**Reading passage**
########
The playful “The Sonnet” (1830) speaks for itself, while giving readers an appreciation of Pushkin’s grip on literary developments elsewhere in Europe.

          The Sonnet

                              “Scorn not the sonnet, critic.”

                                                    — Wordsworth

 

          Stern Dante treated not with scorn the sonnet,
          And Petrarch sang his love in sonnet form,
          The author of Macbeth drew pleasure from it
          In it Camões lent his griefs to rhyme.

          And to this day it blows away the poet:
          Wordsworth employs it as his chosen norm
          When he, in an asocial lonely moment,
          Portrays ideal nature in a poem.

          Mid shady hills of faraway Taurida
          The Bard of Poland would fit to its tight meter
          Ex tempore aspiration or regret.

          Up here, it was a new thing to the ladies
          As yet, when for it Delvig would forget
          Hexameter’s Homeric harmonies. (Pushkin, trans Nikolayev 184-5)
########
**Requirements**
a) Translate this sentence from the passage on Pushkin's sonnet into Spanish: "The playful “The Sonnet” (1830) speaks for itself, while giving readers an appreciation of Pushkin’s grip on literary developments elsewhere in Europe."
b) In the passage on Pushkin's sonnet, who does the poem say sang his love in sonnet form?
########
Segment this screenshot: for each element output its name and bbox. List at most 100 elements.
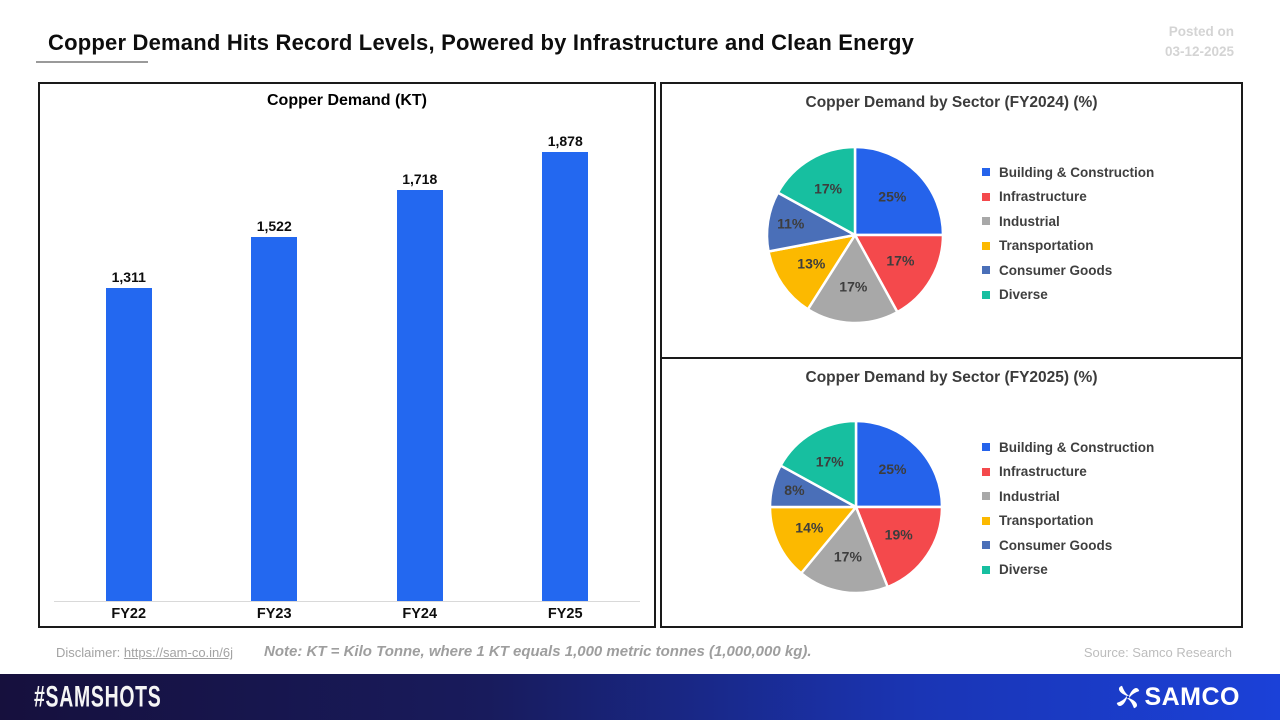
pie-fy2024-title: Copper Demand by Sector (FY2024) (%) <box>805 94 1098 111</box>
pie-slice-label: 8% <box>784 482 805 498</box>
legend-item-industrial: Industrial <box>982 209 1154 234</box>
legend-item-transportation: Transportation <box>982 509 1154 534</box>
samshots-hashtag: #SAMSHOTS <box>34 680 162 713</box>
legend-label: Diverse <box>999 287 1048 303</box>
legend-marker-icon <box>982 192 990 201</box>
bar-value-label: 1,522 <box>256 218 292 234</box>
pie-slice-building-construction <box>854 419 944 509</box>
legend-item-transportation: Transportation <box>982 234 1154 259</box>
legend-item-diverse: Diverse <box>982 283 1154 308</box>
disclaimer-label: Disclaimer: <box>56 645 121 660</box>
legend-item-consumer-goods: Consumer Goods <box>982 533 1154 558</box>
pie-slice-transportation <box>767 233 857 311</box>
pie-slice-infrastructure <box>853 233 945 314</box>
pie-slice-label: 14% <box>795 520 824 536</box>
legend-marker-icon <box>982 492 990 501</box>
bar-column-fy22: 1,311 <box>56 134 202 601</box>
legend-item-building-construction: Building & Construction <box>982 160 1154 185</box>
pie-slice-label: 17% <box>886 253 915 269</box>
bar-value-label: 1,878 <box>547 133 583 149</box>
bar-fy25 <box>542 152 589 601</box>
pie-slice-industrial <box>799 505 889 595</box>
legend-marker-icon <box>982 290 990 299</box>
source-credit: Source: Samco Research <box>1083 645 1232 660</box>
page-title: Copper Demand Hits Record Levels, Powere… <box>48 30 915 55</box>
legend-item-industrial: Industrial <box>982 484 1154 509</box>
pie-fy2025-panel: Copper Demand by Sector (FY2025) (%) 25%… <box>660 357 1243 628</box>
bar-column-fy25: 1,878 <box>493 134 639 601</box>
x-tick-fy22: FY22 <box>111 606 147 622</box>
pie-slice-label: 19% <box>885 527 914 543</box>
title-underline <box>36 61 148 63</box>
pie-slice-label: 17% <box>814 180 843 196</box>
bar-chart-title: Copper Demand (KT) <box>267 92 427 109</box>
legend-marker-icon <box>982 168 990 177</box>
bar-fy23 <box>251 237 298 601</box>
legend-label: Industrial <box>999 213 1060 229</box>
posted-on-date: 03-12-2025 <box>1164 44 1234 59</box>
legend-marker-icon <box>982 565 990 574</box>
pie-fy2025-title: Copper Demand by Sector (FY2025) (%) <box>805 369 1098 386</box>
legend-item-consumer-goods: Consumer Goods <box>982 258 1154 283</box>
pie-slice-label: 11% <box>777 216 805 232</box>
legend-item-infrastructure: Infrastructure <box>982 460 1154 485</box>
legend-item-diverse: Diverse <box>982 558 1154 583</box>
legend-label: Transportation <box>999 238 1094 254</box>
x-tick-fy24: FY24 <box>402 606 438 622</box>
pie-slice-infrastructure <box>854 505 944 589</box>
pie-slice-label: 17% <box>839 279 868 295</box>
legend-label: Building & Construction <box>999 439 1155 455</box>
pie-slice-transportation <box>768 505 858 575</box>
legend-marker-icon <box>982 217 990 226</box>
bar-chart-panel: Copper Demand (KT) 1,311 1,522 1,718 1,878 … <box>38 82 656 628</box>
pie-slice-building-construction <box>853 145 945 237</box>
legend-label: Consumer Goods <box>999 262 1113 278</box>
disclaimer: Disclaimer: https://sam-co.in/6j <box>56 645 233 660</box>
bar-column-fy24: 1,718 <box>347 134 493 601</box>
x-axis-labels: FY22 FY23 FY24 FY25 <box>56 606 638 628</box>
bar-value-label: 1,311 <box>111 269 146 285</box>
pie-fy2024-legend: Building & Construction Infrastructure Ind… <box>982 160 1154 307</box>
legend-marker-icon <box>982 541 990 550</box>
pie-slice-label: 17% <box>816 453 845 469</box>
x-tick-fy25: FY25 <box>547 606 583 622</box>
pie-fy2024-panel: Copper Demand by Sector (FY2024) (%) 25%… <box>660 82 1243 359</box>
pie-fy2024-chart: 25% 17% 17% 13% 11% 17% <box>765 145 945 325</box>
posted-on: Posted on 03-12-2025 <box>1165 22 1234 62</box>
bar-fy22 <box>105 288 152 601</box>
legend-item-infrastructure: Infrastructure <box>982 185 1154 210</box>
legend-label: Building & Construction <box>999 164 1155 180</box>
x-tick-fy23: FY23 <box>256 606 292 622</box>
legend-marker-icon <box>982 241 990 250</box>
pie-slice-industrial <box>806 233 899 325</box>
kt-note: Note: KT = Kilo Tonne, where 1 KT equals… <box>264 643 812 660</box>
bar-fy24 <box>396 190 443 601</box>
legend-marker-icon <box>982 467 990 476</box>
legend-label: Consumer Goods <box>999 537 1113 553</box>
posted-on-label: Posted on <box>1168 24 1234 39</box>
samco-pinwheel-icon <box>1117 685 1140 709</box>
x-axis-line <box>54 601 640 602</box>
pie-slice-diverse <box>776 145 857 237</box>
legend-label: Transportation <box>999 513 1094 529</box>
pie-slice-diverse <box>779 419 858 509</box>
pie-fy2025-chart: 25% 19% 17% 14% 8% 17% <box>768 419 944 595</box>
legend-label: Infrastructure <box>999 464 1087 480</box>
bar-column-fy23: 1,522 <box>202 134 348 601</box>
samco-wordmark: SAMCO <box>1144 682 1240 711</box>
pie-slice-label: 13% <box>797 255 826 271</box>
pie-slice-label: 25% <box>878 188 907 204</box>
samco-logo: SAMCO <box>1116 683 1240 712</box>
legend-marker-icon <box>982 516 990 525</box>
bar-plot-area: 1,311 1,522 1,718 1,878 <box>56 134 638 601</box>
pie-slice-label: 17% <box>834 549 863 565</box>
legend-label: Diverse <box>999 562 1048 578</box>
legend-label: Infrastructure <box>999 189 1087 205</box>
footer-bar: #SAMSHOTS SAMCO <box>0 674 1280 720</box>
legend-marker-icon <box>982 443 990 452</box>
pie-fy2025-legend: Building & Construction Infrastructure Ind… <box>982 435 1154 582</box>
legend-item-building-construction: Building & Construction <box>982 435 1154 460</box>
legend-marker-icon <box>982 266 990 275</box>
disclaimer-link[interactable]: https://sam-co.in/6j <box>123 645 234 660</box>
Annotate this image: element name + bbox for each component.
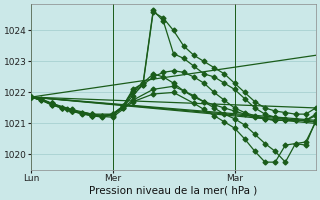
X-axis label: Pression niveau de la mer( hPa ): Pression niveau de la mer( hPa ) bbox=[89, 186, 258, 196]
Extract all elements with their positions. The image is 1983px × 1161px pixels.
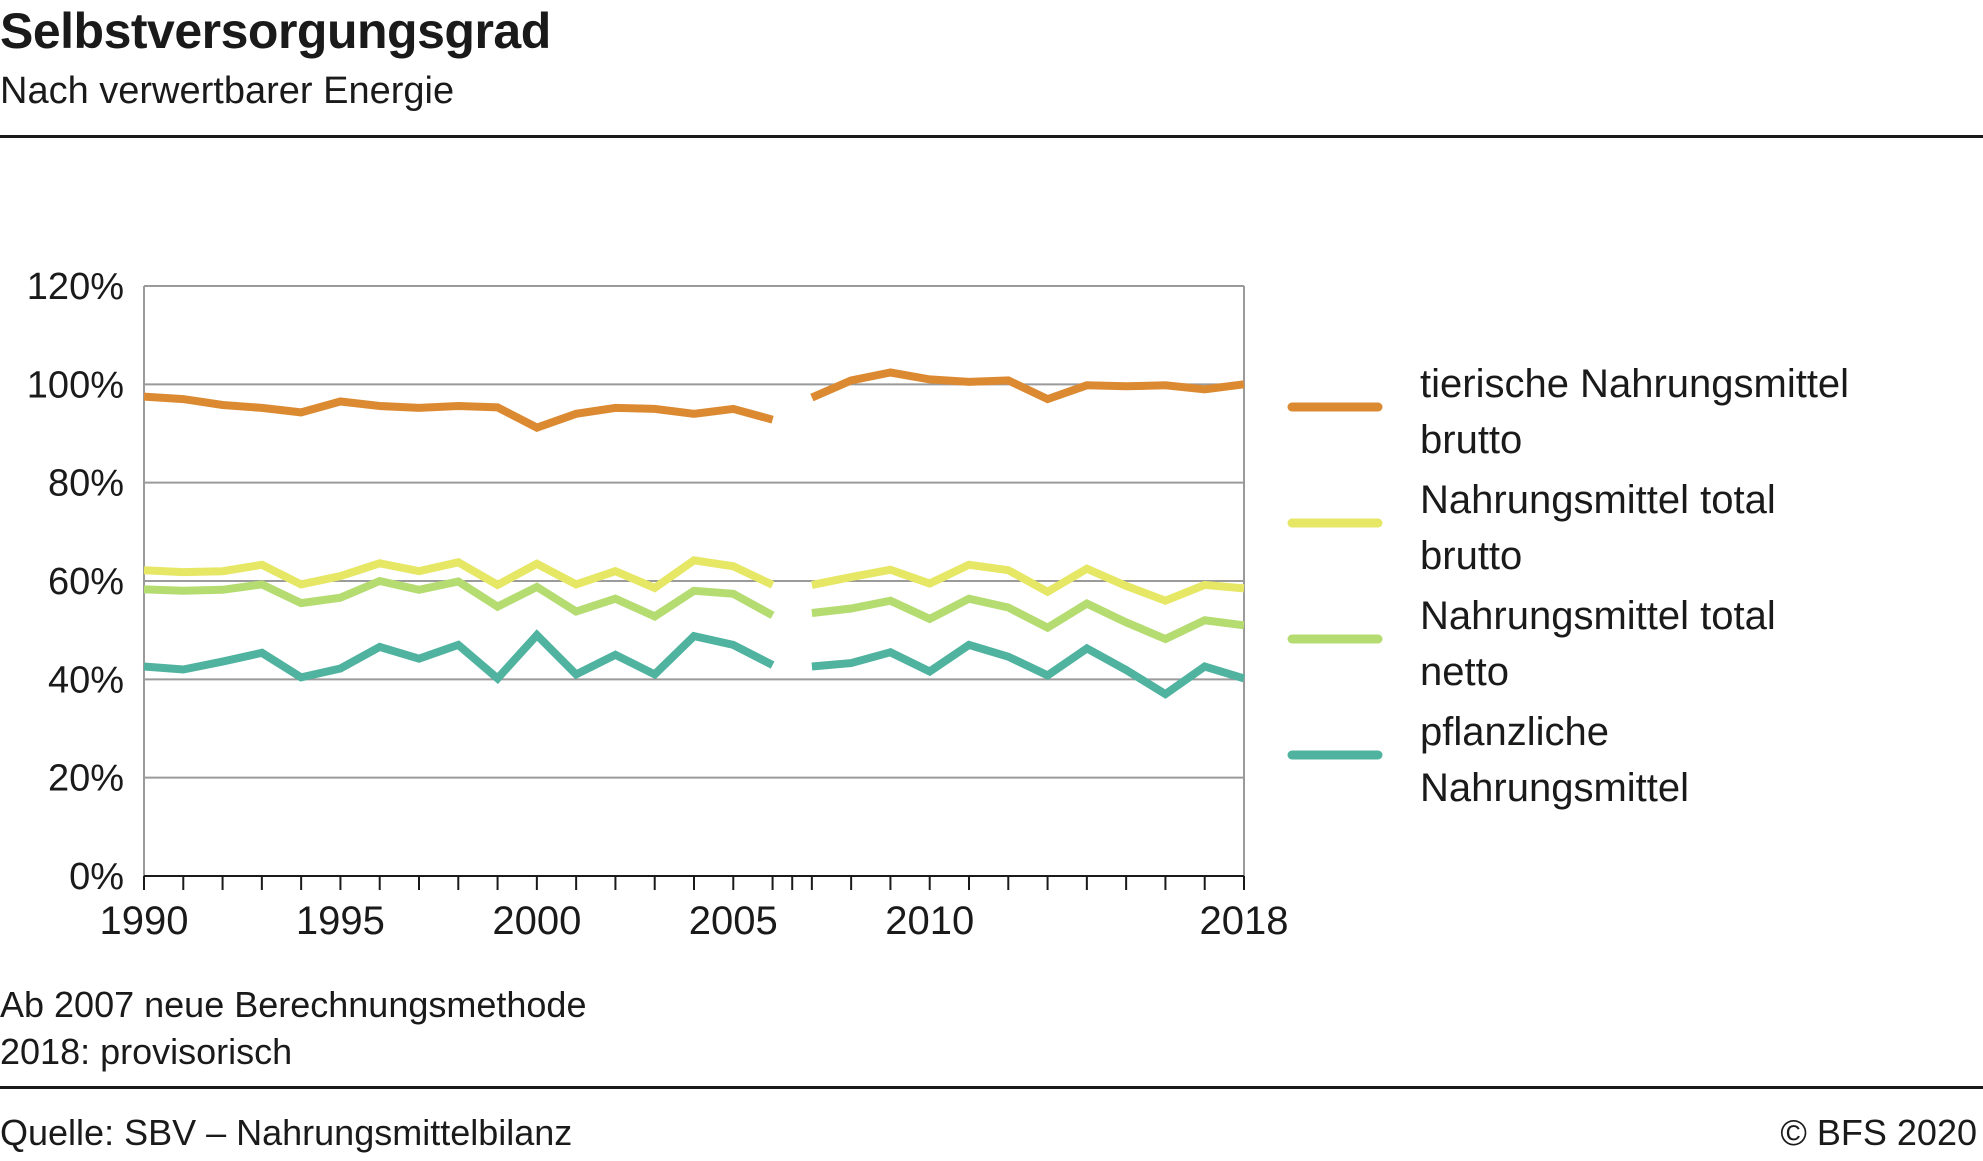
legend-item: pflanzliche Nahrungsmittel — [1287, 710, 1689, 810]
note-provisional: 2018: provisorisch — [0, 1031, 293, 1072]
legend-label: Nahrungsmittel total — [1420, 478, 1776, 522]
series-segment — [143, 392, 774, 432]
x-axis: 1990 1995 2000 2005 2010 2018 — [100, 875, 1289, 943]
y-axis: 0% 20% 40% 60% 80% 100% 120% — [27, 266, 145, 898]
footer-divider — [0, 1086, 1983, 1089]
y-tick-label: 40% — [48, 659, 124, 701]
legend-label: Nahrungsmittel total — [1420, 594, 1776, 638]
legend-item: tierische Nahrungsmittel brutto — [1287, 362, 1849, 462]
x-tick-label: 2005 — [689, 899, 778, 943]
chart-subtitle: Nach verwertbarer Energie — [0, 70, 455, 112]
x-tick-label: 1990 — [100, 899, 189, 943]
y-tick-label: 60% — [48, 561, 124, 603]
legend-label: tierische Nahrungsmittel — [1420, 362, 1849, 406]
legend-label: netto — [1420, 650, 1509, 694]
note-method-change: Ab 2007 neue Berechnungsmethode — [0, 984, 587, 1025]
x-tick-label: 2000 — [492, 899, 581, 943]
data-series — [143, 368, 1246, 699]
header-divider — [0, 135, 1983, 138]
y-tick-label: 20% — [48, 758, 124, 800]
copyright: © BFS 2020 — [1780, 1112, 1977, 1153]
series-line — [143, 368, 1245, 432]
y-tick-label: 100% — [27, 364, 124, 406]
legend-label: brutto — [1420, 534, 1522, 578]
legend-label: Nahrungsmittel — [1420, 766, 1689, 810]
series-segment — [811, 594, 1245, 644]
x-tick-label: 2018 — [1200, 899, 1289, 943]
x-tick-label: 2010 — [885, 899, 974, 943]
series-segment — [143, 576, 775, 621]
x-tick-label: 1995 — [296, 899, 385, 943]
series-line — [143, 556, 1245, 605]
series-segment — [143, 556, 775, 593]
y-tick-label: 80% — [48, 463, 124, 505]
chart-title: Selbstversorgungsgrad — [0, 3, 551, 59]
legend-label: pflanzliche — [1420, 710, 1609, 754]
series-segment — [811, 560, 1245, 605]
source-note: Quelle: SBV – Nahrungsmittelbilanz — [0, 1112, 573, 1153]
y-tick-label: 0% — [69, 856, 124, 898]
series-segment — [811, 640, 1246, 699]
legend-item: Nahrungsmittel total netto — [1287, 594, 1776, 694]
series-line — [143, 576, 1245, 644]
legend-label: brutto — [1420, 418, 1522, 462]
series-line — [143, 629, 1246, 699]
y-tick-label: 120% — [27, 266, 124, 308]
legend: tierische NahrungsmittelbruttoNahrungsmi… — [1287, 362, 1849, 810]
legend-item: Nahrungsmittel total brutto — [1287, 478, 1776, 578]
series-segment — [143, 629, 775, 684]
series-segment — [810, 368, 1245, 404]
########
**Solutions to each task**
a) El juguetón «El soneto» (1830) habla por sí mismo, al tiempo que permite a los lectores apreciar el dominio que Pushkin tenía de la evolución literaria en otras partes de Europa.

b) Petrarch